===== Dataset rows

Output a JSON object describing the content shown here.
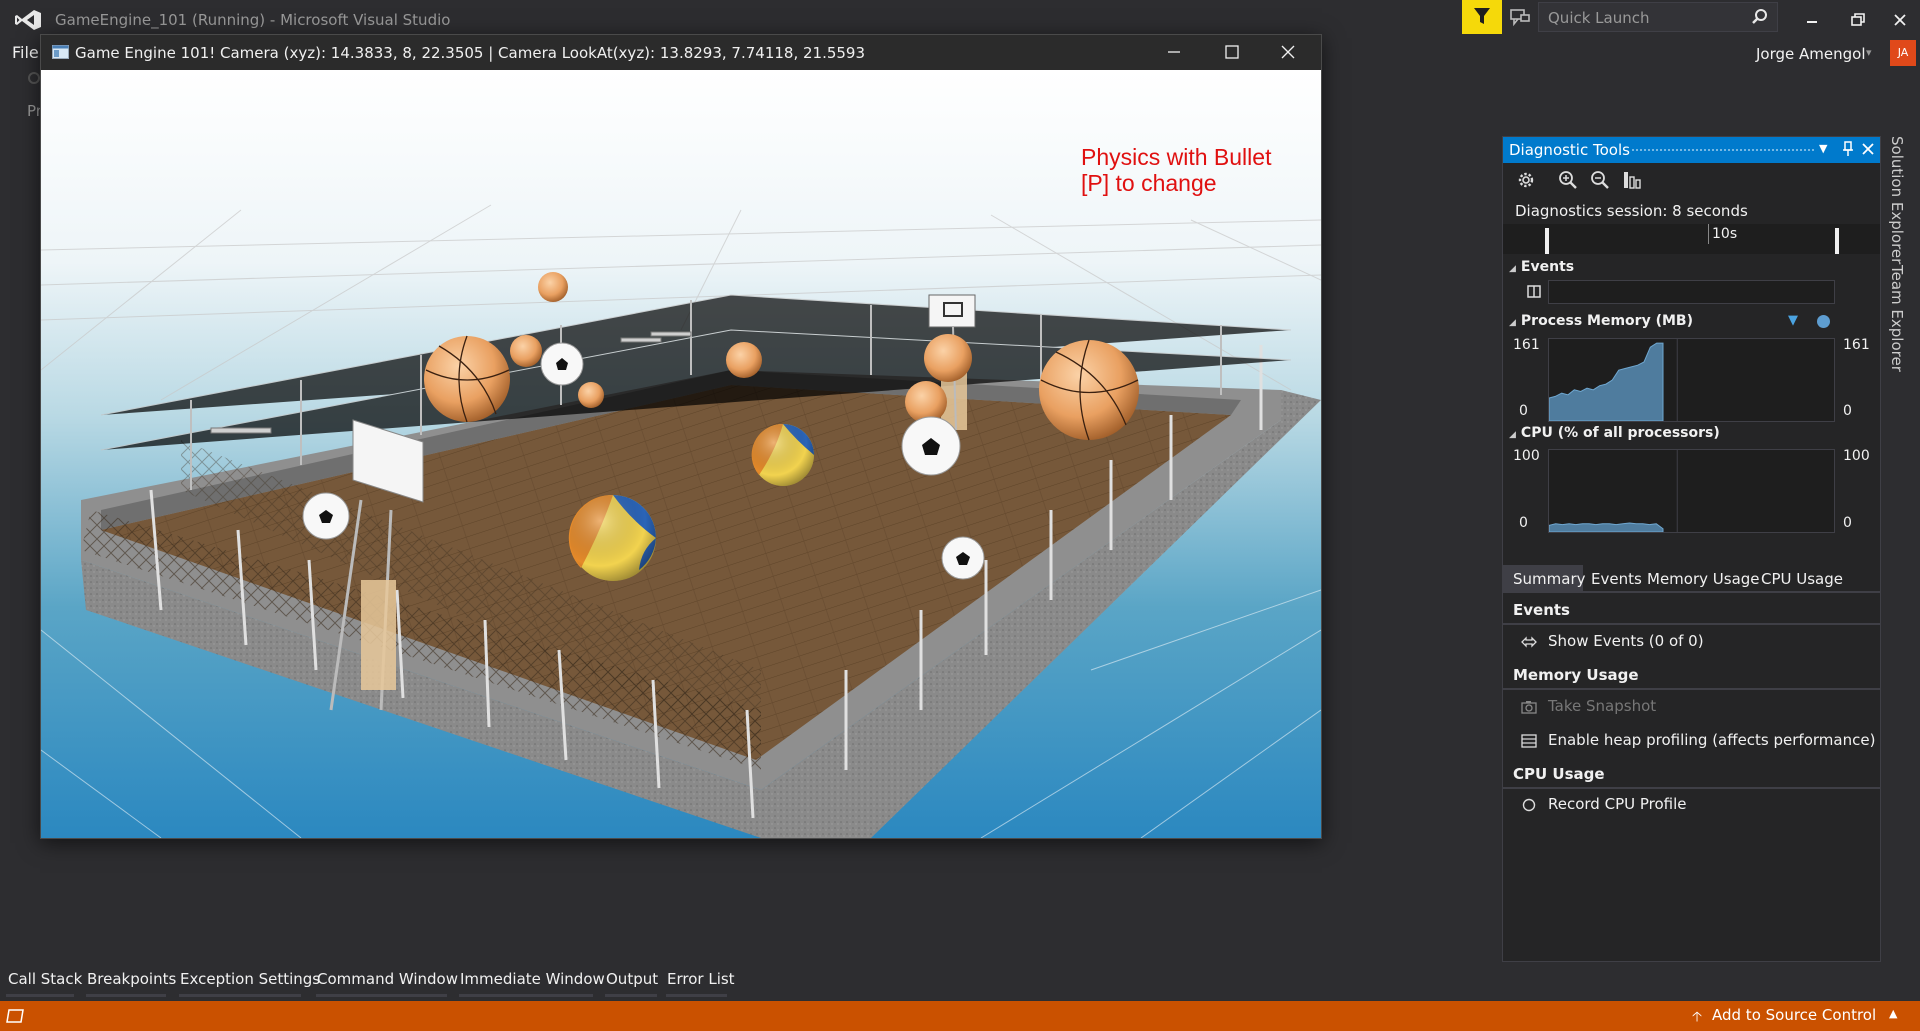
{
  "app": {
    "window_title": "GameEngine_101 (Running) - Microsoft Visual Studio",
    "quick_launch_placeholder": "Quick Launch",
    "user_name": "Jorge Amengol",
    "user_initials": "JA",
    "menu_file": "File",
    "menu_partial": "Pr"
  },
  "game": {
    "title": "Game Engine 101! Camera (xyz): 14.3833, 8, 22.3505 | Camera LookAt(xyz): 13.8293, 7.74118, 21.5593",
    "overlay_line1": "Physics with Bullet",
    "overlay_line2": "[P] to change"
  },
  "diagnostics": {
    "title": "Diagnostic Tools",
    "session": "Diagnostics session: 8 seconds",
    "timeline_label": "10s",
    "events_header": "Events",
    "memory_header": "Process Memory (MB)",
    "memory_max": "161",
    "memory_min": "0",
    "memory_series": [
      0.28,
      0.3,
      0.34,
      0.32,
      0.38,
      0.36,
      0.4,
      0.38,
      0.43,
      0.45,
      0.5,
      0.62,
      0.64,
      0.66,
      0.68,
      0.72,
      0.9,
      0.95,
      0.95
    ],
    "cpu_header": "CPU (% of all processors)",
    "cpu_max": "100",
    "cpu_min": "0",
    "cpu_series": [
      0.08,
      0.1,
      0.09,
      0.1,
      0.09,
      0.1,
      0.1,
      0.09,
      0.1,
      0.1,
      0.09,
      0.1,
      0.11,
      0.1,
      0.1,
      0.09,
      0.1,
      0.04
    ],
    "tabs": [
      "Summary",
      "Events",
      "Memory Usage",
      "CPU Usage"
    ],
    "summary": {
      "events_head": "Events",
      "show_events": "Show Events (0 of 0)",
      "memory_head": "Memory Usage",
      "take_snapshot": "Take Snapshot",
      "heap_profiling": "Enable heap profiling (affects performance)",
      "cpu_head": "CPU Usage",
      "record_cpu": "Record CPU Profile"
    },
    "accent": "#007acc"
  },
  "side_tabs": [
    "Solution Explorer",
    "Team Explorer"
  ],
  "bottom_tabs": [
    "Call Stack",
    "Breakpoints",
    "Exception Settings",
    "Command Window",
    "Immediate Window",
    "Output",
    "Error List"
  ],
  "status": {
    "source_control": "Add to Source Control",
    "color": "#ca5100"
  }
}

==========

*Exercise*
Report each line in the preceding entries that holds the string "Usage".

*Solution below*
      "Memory Usage",
      "CPU Usage"
      "memory_head": "Memory Usage",
      "cpu_head": "CPU Usage",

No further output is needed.